## Goal
Retype the full set of records. Keep every character identical.

─── Data entries

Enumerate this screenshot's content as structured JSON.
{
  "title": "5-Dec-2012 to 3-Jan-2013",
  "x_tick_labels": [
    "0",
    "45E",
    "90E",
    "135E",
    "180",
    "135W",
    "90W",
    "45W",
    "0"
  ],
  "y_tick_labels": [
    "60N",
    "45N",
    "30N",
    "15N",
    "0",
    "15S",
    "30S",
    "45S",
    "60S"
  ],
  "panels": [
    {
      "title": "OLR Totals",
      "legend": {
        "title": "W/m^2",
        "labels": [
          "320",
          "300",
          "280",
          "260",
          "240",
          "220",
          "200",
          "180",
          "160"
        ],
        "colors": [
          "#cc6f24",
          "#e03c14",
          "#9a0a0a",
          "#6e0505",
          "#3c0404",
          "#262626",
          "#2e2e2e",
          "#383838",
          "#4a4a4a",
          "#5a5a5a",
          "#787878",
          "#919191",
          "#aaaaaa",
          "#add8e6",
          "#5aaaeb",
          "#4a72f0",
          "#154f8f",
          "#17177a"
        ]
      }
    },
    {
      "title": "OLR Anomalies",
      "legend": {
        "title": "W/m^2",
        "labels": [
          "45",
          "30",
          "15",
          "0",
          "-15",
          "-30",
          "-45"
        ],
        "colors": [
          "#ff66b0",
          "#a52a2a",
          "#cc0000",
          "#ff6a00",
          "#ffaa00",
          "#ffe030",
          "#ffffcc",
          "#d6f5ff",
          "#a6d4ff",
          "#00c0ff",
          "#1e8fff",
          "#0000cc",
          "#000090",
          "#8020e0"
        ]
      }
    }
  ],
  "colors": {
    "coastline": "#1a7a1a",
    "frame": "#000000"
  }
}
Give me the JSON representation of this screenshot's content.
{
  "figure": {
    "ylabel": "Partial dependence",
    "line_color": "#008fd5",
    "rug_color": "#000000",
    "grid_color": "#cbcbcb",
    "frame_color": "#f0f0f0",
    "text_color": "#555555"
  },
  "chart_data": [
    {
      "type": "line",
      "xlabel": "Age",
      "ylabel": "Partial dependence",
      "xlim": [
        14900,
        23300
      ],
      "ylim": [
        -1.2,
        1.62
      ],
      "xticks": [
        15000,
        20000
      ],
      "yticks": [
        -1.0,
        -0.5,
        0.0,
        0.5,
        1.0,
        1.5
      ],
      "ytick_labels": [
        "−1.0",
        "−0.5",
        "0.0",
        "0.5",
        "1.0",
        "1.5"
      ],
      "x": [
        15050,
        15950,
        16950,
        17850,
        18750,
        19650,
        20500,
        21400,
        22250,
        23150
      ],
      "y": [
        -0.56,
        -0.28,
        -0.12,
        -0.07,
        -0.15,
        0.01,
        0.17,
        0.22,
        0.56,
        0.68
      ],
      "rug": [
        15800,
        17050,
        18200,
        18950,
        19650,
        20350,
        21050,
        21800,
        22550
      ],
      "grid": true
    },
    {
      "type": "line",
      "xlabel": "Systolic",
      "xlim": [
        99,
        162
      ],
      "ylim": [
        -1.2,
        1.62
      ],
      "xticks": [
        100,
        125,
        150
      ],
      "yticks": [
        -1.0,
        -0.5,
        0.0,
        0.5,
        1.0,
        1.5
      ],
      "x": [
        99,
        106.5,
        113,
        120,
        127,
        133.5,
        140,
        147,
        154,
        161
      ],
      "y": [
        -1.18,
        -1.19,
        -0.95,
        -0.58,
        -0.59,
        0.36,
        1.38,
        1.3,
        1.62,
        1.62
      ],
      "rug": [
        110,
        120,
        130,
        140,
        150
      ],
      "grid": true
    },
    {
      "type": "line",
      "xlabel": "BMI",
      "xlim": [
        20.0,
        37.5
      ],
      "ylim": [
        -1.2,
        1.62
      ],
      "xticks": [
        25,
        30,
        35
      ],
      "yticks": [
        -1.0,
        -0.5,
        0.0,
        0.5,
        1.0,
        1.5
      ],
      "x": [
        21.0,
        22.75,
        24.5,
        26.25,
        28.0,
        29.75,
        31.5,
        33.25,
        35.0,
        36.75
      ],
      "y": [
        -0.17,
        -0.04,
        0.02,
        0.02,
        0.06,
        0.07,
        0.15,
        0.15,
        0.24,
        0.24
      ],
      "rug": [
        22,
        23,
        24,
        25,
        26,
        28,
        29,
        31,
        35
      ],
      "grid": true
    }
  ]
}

──────

## Expected output
Enumerate this screenshot's content as structured JSON.
{
  "title": "5-Dec-2012 to 3-Jan-2013",
  "x_tick_labels": [
    "0",
    "45E",
    "90E",
    "135E",
    "180",
    "135W",
    "90W",
    "45W",
    "0"
  ],
  "y_tick_labels": [
    "60N",
    "45N",
    "30N",
    "15N",
    "0",
    "15S",
    "30S",
    "45S",
    "60S"
  ],
  "panels": [
    {
      "title": "OLR Totals",
      "legend": {
        "title": "W/m^2",
        "labels": [
          "320",
          "300",
          "280",
          "260",
          "240",
          "220",
          "200",
          "180",
          "160"
        ],
        "colors": [
          "#cc6f24",
          "#e03c14",
          "#9a0a0a",
          "#6e0505",
          "#3c0404",
          "#262626",
          "#2e2e2e",
          "#383838",
          "#4a4a4a",
          "#5a5a5a",
          "#787878",
          "#919191",
          "#aaaaaa",
          "#add8e6",
          "#5aaaeb",
          "#4a72f0",
          "#154f8f",
          "#17177a"
        ]
      }
    },
    {
      "title": "OLR Anomalies",
      "legend": {
        "title": "W/m^2",
        "labels": [
          "45",
          "30",
          "15",
          "0",
          "-15",
          "-30",
          "-45"
        ],
        "colors": [
          "#ff66b0",
          "#a52a2a",
          "#cc0000",
          "#ff6a00",
          "#ffaa00",
          "#ffe030",
          "#ffffcc",
          "#d6f5ff",
          "#a6d4ff",
          "#00c0ff",
          "#1e8fff",
          "#0000cc",
          "#000090",
          "#8020e0"
        ]
      }
    }
  ],
  "colors": {
    "coastline": "#1a7a1a",
    "frame": "#000000"
  }
}
Give me the JSON representation of this screenshot's content.
{
  "figure": {
    "ylabel": "Partial dependence",
    "line_color": "#008fd5",
    "rug_color": "#000000",
    "grid_color": "#cbcbcb",
    "frame_color": "#f0f0f0",
    "text_color": "#555555"
  },
  "chart_data": [
    {
      "type": "line",
      "xlabel": "Age",
      "ylabel": "Partial dependence",
      "xlim": [
        14900,
        23300
      ],
      "ylim": [
        -1.2,
        1.62
      ],
      "xticks": [
        15000,
        20000
      ],
      "yticks": [
        -1.0,
        -0.5,
        0.0,
        0.5,
        1.0,
        1.5
      ],
      "ytick_labels": [
        "−1.0",
        "−0.5",
        "0.0",
        "0.5",
        "1.0",
        "1.5"
      ],
      "x": [
        15050,
        15950,
        16950,
        17850,
        18750,
        19650,
        20500,
        21400,
        22250,
        23150
      ],
      "y": [
        -0.56,
        -0.28,
        -0.12,
        -0.07,
        -0.15,
        0.01,
        0.17,
        0.22,
        0.56,
        0.68
      ],
      "rug": [
        15800,
        17050,
        18200,
        18950,
        19650,
        20350,
        21050,
        21800,
        22550
      ],
      "grid": true
    },
    {
      "type": "line",
      "xlabel": "Systolic",
      "xlim": [
        99,
        162
      ],
      "ylim": [
        -1.2,
        1.62
      ],
      "xticks": [
        100,
        125,
        150
      ],
      "yticks": [
        -1.0,
        -0.5,
        0.0,
        0.5,
        1.0,
        1.5
      ],
      "x": [
        99,
        106.5,
        113,
        120,
        127,
        133.5,
        140,
        147,
        154,
        161
      ],
      "y": [
        -1.18,
        -1.19,
        -0.95,
        -0.58,
        -0.59,
        0.36,
        1.38,
        1.3,
        1.62,
        1.62
      ],
      "rug": [
        110,
        120,
        130,
        140,
        150
      ],
      "grid": true
    },
    {
      "type": "line",
      "xlabel": "BMI",
      "xlim": [
        20.0,
        37.5
      ],
      "ylim": [
        -1.2,
        1.62
      ],
      "xticks": [
        25,
        30,
        35
      ],
      "yticks": [
        -1.0,
        -0.5,
        0.0,
        0.5,
        1.0,
        1.5
      ],
      "x": [
        21.0,
        22.75,
        24.5,
        26.25,
        28.0,
        29.75,
        31.5,
        33.25,
        35.0,
        36.75
      ],
      "y": [
        -0.17,
        -0.04,
        0.02,
        0.02,
        0.06,
        0.07,
        0.15,
        0.15,
        0.24,
        0.24
      ],
      "rug": [
        22,
        23,
        24,
        25,
        26,
        28,
        29,
        31,
        35
      ],
      "grid": true
    }
  ]
}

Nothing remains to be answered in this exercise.